» TASK GOAL: Reproduce each line that includes the word "Leptoplastus".

## Start

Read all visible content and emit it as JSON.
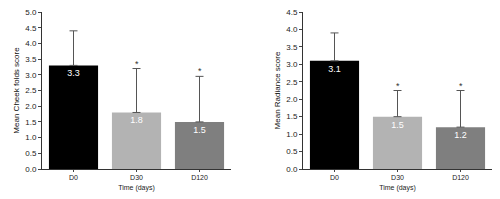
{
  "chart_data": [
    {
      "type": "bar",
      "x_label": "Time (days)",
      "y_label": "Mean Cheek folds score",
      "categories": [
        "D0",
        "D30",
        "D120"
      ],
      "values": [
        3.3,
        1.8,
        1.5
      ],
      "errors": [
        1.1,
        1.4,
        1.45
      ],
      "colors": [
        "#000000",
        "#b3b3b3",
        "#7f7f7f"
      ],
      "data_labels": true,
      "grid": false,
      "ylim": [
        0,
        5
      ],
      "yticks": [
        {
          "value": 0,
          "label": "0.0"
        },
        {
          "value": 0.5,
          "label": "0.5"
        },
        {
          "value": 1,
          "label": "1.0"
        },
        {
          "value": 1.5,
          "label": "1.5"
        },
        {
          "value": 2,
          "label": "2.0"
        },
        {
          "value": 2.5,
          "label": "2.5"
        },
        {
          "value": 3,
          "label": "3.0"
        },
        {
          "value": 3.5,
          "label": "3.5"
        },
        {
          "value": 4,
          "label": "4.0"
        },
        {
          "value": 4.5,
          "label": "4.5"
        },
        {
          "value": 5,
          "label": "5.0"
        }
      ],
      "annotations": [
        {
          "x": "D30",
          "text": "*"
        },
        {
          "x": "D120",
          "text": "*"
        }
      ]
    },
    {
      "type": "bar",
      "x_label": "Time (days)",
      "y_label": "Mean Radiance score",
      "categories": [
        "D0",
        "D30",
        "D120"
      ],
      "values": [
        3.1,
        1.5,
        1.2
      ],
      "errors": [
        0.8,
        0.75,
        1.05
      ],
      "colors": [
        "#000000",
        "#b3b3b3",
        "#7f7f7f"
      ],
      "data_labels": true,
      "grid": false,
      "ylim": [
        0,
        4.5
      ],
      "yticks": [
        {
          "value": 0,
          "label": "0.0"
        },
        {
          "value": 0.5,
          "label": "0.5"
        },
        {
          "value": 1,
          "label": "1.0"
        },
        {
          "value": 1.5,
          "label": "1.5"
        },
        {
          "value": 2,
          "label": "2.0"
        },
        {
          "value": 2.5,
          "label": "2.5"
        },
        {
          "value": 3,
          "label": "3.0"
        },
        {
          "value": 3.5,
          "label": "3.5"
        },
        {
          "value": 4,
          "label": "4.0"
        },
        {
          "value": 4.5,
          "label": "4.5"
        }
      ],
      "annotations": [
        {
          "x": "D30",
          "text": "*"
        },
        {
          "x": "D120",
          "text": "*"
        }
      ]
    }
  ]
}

## End
## Start

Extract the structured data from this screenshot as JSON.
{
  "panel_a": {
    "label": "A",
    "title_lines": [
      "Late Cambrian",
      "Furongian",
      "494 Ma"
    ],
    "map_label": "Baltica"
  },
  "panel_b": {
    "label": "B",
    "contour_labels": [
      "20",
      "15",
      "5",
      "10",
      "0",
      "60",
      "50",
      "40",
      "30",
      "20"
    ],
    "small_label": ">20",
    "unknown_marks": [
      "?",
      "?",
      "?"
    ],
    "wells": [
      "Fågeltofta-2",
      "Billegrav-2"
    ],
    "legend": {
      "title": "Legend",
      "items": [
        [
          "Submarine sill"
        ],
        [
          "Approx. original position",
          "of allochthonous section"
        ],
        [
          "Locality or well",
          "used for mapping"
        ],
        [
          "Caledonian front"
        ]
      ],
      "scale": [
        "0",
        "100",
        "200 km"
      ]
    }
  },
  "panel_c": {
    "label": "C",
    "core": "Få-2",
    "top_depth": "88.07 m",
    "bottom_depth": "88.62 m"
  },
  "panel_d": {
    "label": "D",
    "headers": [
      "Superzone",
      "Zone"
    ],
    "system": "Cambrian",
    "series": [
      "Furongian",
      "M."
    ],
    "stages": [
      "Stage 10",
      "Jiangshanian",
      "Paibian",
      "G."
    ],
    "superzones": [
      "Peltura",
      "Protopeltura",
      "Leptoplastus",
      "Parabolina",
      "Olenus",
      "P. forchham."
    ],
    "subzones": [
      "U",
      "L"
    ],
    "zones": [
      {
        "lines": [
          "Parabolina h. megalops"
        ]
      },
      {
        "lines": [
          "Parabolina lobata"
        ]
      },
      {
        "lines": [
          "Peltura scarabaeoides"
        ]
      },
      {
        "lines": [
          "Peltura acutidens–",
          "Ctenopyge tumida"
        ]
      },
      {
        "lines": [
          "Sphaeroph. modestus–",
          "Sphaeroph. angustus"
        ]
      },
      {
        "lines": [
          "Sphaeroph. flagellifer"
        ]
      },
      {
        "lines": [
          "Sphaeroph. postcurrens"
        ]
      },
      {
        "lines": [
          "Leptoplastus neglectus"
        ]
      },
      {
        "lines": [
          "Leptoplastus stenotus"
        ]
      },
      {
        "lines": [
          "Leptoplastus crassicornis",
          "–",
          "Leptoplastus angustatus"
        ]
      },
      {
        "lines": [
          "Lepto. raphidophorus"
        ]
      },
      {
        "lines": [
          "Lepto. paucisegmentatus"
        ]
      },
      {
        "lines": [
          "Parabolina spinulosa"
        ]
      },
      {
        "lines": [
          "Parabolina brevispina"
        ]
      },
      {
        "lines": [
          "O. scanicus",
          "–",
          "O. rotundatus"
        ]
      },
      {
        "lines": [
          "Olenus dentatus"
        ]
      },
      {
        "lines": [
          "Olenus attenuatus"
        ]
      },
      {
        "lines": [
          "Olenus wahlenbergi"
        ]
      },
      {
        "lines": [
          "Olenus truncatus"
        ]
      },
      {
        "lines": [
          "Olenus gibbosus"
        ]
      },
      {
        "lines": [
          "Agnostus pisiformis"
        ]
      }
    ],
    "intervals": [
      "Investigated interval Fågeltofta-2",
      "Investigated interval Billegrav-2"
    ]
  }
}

## End

» REPLY:
      "Leptoplastus",
          "Leptoplastus neglectus"
          "Leptoplastus stenotus"
          "Leptoplastus crassicornis",
          "Leptoplastus angustatus"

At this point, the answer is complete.